═════ RECORDS ═════

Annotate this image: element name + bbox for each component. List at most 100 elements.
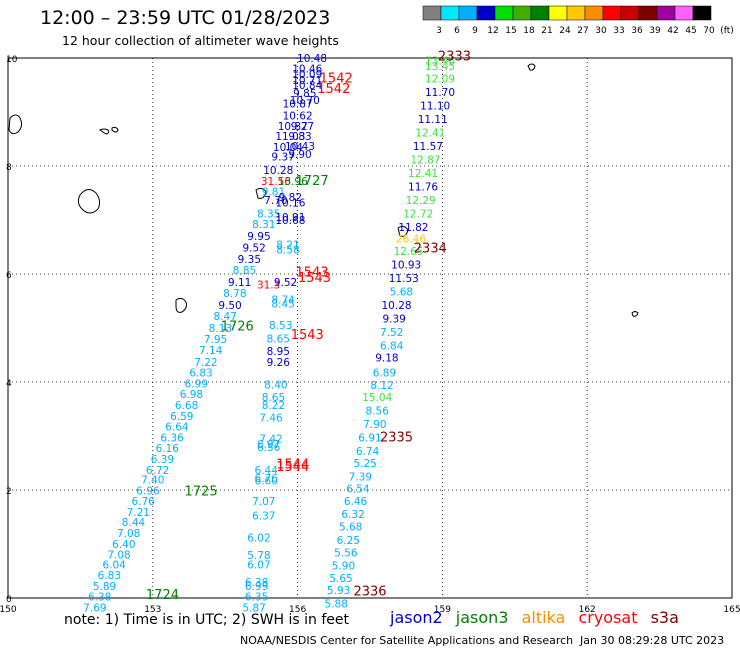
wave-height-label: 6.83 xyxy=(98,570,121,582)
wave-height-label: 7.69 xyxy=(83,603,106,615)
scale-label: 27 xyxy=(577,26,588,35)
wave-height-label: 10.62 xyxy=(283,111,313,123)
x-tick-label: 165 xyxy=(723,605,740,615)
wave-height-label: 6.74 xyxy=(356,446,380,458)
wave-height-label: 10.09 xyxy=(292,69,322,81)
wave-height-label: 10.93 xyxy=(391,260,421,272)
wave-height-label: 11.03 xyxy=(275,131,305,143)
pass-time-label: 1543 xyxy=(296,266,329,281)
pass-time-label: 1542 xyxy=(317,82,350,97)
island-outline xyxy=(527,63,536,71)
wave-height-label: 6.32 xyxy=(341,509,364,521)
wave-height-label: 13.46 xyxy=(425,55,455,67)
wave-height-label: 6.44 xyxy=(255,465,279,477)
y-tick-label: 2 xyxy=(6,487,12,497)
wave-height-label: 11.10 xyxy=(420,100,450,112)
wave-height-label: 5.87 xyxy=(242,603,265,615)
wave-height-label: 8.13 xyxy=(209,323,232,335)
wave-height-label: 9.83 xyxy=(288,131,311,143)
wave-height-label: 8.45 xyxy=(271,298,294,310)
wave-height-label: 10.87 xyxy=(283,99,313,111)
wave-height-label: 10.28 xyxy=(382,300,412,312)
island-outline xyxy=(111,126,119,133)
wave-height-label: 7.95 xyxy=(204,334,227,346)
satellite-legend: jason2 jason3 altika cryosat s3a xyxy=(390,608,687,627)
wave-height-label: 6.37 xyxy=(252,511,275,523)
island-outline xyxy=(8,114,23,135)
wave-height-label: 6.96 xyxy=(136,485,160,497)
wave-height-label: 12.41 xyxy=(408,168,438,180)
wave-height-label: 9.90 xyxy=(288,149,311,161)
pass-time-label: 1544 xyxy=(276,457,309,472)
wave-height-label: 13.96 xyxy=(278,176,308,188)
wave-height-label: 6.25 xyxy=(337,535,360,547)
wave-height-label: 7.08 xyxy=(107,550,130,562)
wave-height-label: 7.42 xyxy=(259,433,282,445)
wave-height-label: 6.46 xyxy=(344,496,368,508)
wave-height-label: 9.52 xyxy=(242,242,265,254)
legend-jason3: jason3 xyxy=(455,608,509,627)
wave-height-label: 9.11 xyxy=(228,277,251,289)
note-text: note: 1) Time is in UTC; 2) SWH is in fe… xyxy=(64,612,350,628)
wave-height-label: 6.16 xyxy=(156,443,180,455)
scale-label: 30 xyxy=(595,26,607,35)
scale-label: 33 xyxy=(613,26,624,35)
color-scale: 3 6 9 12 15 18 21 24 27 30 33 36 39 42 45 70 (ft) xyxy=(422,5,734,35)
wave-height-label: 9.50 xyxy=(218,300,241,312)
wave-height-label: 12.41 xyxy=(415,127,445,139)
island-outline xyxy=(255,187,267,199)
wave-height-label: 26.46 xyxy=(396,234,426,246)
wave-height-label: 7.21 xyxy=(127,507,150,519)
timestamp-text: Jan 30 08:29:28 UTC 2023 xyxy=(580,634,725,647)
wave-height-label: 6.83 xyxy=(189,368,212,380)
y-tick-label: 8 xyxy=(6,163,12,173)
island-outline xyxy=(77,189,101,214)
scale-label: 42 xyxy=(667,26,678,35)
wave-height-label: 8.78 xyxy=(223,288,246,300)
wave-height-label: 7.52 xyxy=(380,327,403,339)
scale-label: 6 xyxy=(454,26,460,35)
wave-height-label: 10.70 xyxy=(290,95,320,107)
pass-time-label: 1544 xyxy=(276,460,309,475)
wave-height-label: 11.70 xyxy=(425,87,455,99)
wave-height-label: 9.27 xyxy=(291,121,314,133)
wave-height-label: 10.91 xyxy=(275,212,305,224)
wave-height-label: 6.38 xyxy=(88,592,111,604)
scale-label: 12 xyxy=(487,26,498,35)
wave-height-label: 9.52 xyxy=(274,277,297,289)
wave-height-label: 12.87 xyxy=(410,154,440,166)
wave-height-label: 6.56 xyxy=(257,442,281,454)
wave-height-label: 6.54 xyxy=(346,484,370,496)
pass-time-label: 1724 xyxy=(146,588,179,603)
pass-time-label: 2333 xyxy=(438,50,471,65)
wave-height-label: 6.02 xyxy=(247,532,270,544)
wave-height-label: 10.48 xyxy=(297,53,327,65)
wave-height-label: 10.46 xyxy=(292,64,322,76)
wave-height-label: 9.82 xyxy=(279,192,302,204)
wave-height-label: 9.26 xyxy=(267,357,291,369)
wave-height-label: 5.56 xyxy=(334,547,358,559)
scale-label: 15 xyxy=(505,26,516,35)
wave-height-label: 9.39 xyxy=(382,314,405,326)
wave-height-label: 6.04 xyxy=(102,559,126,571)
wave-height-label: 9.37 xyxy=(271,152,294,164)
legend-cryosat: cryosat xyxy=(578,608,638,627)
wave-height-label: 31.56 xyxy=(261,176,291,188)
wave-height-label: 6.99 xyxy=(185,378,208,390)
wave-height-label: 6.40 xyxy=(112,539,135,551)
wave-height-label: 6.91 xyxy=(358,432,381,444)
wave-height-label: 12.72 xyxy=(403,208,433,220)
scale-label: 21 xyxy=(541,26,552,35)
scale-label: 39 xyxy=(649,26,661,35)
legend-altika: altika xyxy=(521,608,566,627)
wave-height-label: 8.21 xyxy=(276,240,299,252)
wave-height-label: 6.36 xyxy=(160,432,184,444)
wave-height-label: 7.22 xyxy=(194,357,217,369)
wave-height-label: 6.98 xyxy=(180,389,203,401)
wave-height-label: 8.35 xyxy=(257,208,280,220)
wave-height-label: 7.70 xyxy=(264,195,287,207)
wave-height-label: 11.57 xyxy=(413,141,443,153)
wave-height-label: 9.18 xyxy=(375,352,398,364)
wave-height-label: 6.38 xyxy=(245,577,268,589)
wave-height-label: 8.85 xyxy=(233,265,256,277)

═════
═════ RECORDS ═════

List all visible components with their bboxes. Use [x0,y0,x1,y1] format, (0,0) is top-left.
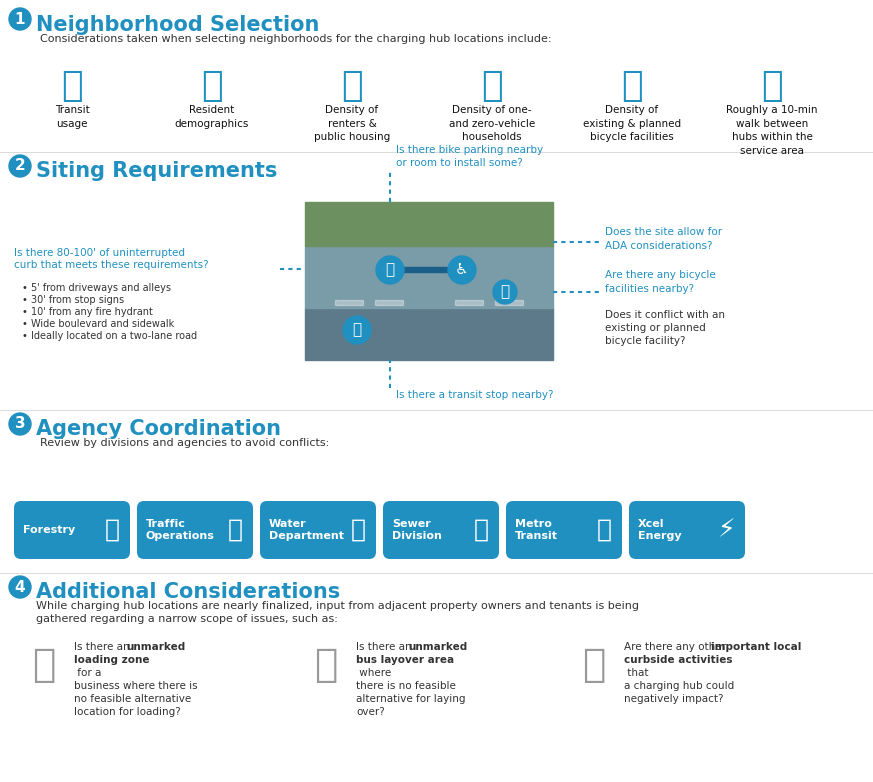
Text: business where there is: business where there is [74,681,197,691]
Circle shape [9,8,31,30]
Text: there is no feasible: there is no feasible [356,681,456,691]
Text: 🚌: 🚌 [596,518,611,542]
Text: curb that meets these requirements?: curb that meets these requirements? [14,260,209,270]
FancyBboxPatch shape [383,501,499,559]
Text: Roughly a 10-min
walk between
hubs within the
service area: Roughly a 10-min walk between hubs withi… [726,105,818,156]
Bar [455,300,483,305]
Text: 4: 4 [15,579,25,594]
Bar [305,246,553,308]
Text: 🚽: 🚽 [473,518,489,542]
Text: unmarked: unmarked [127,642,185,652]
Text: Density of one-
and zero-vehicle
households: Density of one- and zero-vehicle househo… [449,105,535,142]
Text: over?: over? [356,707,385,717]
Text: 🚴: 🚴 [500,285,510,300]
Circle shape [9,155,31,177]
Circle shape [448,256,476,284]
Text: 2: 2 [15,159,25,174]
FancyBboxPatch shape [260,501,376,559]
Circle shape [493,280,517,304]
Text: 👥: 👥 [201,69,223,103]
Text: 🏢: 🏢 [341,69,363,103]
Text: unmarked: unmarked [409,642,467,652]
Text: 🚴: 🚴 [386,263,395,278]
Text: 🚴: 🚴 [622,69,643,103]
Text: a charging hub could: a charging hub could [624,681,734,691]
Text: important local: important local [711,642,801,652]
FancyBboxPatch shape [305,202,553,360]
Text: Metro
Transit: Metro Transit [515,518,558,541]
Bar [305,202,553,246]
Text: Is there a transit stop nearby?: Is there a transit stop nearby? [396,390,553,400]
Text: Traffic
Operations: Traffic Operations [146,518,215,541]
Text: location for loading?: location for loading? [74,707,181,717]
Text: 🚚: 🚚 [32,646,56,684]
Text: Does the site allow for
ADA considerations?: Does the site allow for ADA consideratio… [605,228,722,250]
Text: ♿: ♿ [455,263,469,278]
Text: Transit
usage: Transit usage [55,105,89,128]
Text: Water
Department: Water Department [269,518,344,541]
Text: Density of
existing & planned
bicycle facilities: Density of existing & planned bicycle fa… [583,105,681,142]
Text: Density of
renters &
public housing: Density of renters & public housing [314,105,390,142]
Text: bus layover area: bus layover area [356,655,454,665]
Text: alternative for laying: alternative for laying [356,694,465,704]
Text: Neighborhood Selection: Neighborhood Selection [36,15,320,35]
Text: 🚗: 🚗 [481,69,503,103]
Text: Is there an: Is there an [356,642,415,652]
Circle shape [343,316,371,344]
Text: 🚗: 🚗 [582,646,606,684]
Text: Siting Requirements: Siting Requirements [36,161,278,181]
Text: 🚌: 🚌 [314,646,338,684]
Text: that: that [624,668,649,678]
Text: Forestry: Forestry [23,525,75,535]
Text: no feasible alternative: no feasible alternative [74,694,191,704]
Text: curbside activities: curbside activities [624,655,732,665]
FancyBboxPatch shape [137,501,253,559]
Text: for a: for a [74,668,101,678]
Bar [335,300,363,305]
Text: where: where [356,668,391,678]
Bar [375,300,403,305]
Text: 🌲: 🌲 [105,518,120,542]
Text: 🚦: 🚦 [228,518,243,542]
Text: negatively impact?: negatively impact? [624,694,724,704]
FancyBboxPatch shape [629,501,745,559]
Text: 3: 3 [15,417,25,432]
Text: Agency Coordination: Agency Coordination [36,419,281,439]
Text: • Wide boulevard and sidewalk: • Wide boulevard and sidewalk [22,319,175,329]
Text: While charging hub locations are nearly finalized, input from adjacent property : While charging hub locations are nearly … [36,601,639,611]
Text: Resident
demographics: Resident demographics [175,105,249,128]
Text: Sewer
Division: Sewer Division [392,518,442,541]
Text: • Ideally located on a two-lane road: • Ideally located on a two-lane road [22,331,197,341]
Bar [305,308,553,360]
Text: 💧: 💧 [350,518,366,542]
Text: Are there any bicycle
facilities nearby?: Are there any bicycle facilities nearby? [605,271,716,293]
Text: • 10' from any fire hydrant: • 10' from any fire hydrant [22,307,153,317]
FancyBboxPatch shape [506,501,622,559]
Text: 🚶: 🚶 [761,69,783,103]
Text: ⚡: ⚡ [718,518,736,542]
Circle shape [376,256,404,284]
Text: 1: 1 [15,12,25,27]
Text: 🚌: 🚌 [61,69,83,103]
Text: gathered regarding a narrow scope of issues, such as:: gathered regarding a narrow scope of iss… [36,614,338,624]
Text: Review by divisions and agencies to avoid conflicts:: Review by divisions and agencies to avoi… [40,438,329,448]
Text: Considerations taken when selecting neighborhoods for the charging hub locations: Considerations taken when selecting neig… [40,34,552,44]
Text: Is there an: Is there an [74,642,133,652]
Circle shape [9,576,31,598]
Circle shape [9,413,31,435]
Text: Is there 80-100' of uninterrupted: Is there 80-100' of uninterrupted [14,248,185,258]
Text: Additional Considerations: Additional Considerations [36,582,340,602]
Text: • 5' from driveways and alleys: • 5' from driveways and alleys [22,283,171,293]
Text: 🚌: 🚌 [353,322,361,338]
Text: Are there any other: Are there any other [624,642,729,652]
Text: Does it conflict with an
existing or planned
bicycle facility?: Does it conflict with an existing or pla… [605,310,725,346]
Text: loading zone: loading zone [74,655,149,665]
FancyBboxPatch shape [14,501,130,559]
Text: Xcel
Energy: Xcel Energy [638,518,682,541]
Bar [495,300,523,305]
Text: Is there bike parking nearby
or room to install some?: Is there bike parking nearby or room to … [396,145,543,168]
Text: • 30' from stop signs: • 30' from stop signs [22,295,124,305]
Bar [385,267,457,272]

═════

**GIVEN EXERCISE:** Give everything from the line containing "wave-height-label: 6.83 xyxy=(98,570,121,582)" down to the line containing "wave-height-label: 10.93 xyxy=(391,260,421,272)" as a Markdown table with the columns No. and Text, numbering each line and leaving out blank lines.

**TASK OUTPUT:**
| No. | Text |
|---|---|
| 1 | wave-height-label: 6.83 xyxy=(98,570,121,582) |
| 2 | wave-height-label: 7.69 xyxy=(83,603,106,615) |
| 3 | scale-label: 27 xyxy=(577,26,588,35) |
| 4 | wave-height-label: 10.62 xyxy=(283,111,313,123) |
| 5 | x-tick-label: 165 xyxy=(723,605,740,615) |
| 6 | wave-height-label: 6.74 xyxy=(356,446,380,458) |
| 7 | wave-height-label: 10.09 xyxy=(292,69,322,81) |
| 8 | wave-height-label: 10.93 xyxy=(391,260,421,272) |